● THE RECORDS:
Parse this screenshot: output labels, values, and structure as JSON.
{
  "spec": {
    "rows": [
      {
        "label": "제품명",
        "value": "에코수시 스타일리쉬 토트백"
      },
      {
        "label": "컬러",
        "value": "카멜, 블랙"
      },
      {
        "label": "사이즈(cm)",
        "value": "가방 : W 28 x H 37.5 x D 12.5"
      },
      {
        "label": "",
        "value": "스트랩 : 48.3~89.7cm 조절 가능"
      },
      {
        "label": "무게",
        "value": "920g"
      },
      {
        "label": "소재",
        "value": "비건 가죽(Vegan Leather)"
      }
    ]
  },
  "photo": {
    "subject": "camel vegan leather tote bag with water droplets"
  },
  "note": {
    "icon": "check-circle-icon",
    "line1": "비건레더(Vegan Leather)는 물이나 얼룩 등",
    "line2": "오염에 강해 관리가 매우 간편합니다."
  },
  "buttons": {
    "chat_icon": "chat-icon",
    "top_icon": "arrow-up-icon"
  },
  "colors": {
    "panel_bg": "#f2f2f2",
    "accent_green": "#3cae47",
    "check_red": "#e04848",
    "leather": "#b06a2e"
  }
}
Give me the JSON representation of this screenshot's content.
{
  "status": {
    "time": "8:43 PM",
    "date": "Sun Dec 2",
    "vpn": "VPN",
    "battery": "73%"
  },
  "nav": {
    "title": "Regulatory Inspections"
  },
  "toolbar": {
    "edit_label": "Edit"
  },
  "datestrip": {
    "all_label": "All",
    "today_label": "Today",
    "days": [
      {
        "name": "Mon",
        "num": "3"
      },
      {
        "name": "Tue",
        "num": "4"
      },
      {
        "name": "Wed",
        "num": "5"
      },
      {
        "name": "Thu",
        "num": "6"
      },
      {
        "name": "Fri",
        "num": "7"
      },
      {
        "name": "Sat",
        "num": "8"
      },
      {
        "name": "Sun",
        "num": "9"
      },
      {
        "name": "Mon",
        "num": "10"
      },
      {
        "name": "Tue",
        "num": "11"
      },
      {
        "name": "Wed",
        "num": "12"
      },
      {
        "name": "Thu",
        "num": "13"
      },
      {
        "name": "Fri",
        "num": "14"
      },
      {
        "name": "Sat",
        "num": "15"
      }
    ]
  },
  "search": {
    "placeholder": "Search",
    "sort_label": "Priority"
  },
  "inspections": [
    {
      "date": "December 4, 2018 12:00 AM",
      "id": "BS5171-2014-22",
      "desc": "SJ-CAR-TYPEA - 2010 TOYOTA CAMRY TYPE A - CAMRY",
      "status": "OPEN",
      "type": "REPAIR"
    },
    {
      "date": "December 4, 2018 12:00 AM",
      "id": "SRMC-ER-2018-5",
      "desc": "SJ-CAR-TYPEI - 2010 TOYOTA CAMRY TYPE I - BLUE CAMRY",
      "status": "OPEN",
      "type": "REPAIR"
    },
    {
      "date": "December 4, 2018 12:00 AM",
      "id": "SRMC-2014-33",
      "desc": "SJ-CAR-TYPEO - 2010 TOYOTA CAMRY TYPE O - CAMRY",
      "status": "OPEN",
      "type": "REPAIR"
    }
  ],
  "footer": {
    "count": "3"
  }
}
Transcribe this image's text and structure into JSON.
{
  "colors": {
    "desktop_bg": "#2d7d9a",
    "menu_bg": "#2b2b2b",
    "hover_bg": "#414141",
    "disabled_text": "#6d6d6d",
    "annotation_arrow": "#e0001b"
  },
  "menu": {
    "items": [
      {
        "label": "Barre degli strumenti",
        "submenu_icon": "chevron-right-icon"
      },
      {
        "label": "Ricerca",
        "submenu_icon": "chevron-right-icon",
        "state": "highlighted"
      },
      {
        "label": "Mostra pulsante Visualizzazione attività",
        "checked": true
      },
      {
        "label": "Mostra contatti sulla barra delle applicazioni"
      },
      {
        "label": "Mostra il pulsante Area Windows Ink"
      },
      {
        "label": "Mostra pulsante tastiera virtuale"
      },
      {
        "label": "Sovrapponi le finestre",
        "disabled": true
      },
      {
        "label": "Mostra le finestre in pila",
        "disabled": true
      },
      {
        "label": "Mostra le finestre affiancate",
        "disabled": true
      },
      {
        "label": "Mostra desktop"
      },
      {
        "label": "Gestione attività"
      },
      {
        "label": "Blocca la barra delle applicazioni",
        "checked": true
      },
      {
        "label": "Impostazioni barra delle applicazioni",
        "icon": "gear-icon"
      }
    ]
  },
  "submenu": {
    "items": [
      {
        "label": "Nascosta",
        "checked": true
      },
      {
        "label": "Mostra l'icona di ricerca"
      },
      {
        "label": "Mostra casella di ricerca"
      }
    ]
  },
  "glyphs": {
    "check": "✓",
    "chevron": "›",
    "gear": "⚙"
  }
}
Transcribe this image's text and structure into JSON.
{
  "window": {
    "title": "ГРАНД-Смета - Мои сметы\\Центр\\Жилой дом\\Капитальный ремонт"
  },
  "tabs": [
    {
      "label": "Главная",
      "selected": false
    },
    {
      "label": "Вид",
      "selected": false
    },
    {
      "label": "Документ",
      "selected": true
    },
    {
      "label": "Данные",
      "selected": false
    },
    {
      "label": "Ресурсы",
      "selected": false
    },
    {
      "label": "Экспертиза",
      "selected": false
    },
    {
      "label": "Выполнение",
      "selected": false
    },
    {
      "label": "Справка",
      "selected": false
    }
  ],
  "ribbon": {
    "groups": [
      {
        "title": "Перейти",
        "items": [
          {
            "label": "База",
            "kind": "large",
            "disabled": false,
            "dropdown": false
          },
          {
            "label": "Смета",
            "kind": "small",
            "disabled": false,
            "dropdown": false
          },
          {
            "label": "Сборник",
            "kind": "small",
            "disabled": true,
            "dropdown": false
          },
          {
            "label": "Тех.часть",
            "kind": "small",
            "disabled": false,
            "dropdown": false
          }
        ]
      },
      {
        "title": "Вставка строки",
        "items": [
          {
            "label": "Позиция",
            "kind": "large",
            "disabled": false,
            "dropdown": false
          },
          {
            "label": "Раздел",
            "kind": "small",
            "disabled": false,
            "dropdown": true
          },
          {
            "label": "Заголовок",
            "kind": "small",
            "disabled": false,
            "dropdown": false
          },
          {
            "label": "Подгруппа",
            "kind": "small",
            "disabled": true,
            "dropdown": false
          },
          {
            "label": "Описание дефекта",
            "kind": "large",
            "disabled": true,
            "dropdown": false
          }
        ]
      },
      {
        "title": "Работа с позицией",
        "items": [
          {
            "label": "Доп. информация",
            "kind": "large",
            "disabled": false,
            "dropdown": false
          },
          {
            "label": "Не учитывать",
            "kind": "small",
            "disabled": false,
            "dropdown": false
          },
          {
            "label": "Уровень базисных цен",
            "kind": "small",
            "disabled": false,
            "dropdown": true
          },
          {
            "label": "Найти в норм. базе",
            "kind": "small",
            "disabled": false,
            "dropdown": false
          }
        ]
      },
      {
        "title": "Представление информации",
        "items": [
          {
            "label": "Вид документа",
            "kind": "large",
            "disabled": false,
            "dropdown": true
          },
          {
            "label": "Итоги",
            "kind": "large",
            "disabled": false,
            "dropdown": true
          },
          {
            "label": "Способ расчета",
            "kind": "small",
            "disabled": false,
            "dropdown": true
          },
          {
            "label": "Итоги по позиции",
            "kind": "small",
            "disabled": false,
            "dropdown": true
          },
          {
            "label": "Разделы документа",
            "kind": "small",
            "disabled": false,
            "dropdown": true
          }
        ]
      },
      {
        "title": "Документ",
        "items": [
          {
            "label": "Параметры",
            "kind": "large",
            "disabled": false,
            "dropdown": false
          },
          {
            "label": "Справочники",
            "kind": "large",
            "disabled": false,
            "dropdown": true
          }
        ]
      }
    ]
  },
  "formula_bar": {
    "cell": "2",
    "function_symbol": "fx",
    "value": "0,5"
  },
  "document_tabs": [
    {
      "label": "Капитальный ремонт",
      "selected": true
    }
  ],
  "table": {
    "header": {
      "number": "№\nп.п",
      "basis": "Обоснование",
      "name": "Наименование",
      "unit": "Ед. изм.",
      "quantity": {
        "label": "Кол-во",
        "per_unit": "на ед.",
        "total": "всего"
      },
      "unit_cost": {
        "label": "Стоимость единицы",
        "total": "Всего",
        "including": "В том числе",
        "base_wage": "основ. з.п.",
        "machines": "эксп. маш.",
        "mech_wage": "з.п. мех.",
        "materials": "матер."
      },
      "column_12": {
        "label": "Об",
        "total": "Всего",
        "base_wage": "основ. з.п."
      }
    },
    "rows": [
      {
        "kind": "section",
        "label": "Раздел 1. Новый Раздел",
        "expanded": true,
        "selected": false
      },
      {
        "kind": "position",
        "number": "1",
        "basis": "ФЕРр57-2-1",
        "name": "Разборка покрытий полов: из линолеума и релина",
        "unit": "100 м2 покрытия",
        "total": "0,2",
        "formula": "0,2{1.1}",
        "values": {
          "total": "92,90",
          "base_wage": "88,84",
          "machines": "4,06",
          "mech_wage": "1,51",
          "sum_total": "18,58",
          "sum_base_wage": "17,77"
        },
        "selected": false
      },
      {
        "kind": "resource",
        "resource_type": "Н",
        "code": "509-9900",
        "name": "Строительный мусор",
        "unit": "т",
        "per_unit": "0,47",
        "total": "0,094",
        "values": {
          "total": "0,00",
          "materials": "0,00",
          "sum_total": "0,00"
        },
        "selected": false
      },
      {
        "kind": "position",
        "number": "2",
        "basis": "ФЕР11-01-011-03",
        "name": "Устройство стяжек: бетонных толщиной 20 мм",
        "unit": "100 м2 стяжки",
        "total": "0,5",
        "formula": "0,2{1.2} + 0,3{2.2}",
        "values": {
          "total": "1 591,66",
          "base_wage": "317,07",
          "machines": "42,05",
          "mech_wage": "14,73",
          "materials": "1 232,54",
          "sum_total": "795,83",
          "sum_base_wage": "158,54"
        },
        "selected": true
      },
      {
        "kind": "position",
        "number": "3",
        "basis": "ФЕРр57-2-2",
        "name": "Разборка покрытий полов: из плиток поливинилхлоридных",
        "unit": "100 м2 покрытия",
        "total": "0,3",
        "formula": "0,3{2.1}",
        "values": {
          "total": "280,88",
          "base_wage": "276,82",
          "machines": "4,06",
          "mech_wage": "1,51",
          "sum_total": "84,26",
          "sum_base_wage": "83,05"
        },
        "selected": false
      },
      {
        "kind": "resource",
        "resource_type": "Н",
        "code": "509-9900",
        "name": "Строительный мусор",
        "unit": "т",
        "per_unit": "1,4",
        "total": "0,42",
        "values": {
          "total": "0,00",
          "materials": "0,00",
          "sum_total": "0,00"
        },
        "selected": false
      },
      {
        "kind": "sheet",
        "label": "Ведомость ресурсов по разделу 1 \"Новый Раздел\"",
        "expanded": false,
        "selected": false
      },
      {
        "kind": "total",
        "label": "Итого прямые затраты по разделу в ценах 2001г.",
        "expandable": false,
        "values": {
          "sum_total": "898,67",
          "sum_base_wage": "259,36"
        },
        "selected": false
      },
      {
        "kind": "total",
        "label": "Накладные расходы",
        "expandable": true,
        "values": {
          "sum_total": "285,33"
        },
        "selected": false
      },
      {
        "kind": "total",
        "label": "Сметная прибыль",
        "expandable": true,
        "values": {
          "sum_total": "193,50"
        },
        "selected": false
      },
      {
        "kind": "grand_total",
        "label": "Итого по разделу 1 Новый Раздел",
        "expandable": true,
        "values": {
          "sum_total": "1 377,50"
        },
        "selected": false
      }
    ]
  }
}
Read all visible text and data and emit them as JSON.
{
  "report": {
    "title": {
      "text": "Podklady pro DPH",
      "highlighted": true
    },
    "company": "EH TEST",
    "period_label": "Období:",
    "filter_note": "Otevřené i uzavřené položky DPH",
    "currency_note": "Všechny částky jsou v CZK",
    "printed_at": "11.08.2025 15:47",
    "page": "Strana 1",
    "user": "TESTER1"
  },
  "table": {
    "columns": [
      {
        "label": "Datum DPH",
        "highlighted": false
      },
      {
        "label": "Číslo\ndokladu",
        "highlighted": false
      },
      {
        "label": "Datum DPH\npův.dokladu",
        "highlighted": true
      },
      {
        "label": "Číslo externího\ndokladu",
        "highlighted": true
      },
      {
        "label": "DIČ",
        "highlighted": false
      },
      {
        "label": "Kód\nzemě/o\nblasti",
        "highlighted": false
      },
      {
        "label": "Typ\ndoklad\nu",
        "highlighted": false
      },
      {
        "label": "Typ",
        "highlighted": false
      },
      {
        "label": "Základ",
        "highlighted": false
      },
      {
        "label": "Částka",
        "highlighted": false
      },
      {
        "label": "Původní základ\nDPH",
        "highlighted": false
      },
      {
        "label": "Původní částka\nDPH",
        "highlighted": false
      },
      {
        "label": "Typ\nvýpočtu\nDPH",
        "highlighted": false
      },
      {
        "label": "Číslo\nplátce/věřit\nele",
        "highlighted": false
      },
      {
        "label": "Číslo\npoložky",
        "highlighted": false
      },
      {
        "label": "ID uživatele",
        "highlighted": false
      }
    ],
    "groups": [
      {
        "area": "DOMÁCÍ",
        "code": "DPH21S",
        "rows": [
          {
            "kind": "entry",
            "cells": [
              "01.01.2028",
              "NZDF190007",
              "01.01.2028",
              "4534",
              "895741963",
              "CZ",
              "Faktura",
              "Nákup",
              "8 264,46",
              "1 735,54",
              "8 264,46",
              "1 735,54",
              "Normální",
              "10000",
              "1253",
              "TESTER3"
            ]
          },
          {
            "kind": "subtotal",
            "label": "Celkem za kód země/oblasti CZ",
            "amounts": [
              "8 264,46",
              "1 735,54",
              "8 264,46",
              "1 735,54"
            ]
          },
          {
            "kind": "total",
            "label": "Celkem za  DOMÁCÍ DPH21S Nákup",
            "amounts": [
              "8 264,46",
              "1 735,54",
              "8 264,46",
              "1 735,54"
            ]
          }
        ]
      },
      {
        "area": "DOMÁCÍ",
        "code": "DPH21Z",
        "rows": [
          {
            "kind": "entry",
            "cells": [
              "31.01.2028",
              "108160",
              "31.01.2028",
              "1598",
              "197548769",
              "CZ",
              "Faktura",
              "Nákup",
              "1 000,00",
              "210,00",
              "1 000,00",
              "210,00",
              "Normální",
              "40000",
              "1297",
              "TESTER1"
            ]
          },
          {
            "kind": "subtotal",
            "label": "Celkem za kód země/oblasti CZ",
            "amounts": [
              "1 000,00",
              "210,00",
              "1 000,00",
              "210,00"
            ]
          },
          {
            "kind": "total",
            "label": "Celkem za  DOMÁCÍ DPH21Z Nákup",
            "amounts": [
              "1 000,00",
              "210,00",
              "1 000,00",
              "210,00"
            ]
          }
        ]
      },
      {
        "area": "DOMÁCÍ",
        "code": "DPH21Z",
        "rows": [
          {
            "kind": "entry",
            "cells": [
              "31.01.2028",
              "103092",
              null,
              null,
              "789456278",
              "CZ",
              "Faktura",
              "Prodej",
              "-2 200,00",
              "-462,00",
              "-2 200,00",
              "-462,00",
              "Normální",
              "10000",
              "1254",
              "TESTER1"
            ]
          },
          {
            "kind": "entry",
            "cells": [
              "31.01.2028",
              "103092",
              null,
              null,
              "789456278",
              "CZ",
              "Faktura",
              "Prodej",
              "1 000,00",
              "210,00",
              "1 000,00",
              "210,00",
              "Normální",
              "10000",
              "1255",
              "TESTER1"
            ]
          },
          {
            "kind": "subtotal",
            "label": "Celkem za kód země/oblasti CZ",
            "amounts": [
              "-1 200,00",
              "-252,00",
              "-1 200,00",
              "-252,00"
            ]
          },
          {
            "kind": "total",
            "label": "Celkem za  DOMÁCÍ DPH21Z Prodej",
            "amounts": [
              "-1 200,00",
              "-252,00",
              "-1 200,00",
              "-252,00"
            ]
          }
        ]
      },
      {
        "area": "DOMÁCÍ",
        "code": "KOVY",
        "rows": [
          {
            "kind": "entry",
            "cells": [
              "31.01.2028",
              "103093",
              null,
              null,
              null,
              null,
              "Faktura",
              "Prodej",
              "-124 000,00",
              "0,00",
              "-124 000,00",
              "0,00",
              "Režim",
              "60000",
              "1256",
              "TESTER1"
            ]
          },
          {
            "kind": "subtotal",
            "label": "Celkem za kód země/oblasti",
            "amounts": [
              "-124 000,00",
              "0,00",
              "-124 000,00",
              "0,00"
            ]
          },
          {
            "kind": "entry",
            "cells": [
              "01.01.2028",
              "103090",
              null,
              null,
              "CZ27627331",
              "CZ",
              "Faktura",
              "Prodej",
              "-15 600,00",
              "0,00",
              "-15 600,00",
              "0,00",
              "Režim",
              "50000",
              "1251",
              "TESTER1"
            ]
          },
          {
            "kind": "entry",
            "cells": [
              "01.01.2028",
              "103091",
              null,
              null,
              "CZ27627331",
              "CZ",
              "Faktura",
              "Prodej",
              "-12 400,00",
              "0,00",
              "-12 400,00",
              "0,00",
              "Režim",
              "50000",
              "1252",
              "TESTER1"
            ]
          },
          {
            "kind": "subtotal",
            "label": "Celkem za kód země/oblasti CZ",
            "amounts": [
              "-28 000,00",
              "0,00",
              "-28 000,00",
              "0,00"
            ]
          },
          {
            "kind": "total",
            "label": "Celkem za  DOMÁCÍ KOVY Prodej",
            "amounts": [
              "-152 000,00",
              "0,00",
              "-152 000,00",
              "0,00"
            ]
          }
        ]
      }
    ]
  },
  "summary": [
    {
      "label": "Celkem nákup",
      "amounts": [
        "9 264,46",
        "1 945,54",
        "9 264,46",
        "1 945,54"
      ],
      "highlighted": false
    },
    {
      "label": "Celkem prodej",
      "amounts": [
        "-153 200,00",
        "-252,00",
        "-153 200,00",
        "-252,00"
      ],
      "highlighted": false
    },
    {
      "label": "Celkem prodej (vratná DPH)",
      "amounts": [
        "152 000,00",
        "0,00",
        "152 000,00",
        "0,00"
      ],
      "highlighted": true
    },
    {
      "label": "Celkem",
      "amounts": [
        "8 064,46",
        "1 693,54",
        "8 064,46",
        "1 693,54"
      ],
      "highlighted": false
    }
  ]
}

● WORK INSTRUCTIONS: Copy out every line of the data that includes "KOVY".

● EXERCISE RESULT:
        "code": "KOVY",
            "label": "Celkem za  DOMÁCÍ KOVY Prodej",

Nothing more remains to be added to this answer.